>> START

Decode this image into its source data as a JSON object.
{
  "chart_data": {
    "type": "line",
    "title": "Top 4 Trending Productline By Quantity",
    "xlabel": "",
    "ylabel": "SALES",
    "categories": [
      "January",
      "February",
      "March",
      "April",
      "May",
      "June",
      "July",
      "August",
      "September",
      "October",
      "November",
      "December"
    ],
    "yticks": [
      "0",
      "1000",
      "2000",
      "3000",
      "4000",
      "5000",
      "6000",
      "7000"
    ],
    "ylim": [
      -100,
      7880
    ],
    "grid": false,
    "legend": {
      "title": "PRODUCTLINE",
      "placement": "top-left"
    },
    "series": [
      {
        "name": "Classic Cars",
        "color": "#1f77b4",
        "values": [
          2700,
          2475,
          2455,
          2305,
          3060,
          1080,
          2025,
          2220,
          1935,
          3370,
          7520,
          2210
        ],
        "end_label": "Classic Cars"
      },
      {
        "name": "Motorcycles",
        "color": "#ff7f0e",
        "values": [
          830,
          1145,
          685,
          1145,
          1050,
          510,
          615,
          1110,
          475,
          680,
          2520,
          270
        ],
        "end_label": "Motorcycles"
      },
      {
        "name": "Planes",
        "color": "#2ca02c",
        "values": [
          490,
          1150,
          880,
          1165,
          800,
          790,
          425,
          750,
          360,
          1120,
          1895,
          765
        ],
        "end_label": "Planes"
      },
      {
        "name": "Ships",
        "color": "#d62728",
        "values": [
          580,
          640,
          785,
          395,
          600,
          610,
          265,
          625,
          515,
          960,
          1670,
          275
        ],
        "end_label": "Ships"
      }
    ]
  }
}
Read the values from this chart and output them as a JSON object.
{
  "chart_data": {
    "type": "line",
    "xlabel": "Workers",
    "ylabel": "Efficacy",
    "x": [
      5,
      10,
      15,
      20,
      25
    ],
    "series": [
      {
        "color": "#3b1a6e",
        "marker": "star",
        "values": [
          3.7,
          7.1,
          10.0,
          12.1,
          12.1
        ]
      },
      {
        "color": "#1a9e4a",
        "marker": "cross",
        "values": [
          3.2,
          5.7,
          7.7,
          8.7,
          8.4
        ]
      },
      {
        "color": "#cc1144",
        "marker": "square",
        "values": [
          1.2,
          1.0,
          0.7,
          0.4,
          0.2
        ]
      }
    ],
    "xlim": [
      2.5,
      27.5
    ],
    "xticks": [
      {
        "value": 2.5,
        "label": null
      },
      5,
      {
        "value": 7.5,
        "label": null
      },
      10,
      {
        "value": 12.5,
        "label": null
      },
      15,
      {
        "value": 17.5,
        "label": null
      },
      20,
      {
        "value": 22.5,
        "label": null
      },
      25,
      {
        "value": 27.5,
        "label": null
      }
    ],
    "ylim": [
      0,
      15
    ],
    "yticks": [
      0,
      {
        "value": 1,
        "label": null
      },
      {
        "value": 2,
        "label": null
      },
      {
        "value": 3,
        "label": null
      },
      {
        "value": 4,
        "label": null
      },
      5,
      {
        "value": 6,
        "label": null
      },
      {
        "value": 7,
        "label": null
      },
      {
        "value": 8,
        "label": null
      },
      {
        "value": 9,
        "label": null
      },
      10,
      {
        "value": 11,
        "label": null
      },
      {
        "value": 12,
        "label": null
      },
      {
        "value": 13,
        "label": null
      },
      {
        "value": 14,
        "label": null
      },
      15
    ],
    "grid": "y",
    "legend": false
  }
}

>> END

* Task description *
Please quote every record above exactly as it appears.

* Response *
Decode this image into its source data as a JSON object.
{
  "chart_data": {
    "type": "line",
    "title": "Top 4 Trending Productline By Quantity",
    "xlabel": "",
    "ylabel": "SALES",
    "categories": [
      "January",
      "February",
      "March",
      "April",
      "May",
      "June",
      "July",
      "August",
      "September",
      "October",
      "November",
      "December"
    ],
    "yticks": [
      "0",
      "1000",
      "2000",
      "3000",
      "4000",
      "5000",
      "6000",
      "7000"
    ],
    "ylim": [
      -100,
      7880
    ],
    "grid": false,
    "legend": {
      "title": "PRODUCTLINE",
      "placement": "top-left"
    },
    "series": [
      {
        "name": "Classic Cars",
        "color": "#1f77b4",
        "values": [
          2700,
          2475,
          2455,
          2305,
          3060,
          1080,
          2025,
          2220,
          1935,
          3370,
          7520,
          2210
        ],
        "end_label": "Classic Cars"
      },
      {
        "name": "Motorcycles",
        "color": "#ff7f0e",
        "values": [
          830,
          1145,
          685,
          1145,
          1050,
          510,
          615,
          1110,
          475,
          680,
          2520,
          270
        ],
        "end_label": "Motorcycles"
      },
      {
        "name": "Planes",
        "color": "#2ca02c",
        "values": [
          490,
          1150,
          880,
          1165,
          800,
          790,
          425,
          750,
          360,
          1120,
          1895,
          765
        ],
        "end_label": "Planes"
      },
      {
        "name": "Ships",
        "color": "#d62728",
        "values": [
          580,
          640,
          785,
          395,
          600,
          610,
          265,
          625,
          515,
          960,
          1670,
          275
        ],
        "end_label": "Ships"
      }
    ]
  }
}
Read the values from this chart and output them as a JSON object.
{
  "chart_data": {
    "type": "line",
    "xlabel": "Workers",
    "ylabel": "Efficacy",
    "x": [
      5,
      10,
      15,
      20,
      25
    ],
    "series": [
      {
        "color": "#3b1a6e",
        "marker": "star",
        "values": [
          3.7,
          7.1,
          10.0,
          12.1,
          12.1
        ]
      },
      {
        "color": "#1a9e4a",
        "marker": "cross",
        "values": [
          3.2,
          5.7,
          7.7,
          8.7,
          8.4
        ]
      },
      {
        "color": "#cc1144",
        "marker": "square",
        "values": [
          1.2,
          1.0,
          0.7,
          0.4,
          0.2
        ]
      }
    ],
    "xlim": [
      2.5,
      27.5
    ],
    "xticks": [
      {
        "value": 2.5,
        "label": null
      },
      5,
      {
        "value": 7.5,
        "label": null
      },
      10,
      {
        "value": 12.5,
        "label": null
      },
      15,
      {
        "value": 17.5,
        "label": null
      },
      20,
      {
        "value": 22.5,
        "label": null
      },
      25,
      {
        "value": 27.5,
        "label": null
      }
    ],
    "ylim": [
      0,
      15
    ],
    "yticks": [
      0,
      {
        "value": 1,
        "label": null
      },
      {
        "value": 2,
        "label": null
      },
      {
        "value": 3,
        "label": null
      },
      {
        "value": 4,
        "label": null
      },
      5,
      {
        "value": 6,
        "label": null
      },
      {
        "value": 7,
        "label": null
      },
      {
        "value": 8,
        "label": null
      },
      {
        "value": 9,
        "label": null
      },
      10,
      {
        "value": 11,
        "label": null
      },
      {
        "value": 12,
        "label": null
      },
      {
        "value": 13,
        "label": null
      },
      {
        "value": 14,
        "label": null
      },
      15
    ],
    "grid": "y",
    "legend": false
  }
}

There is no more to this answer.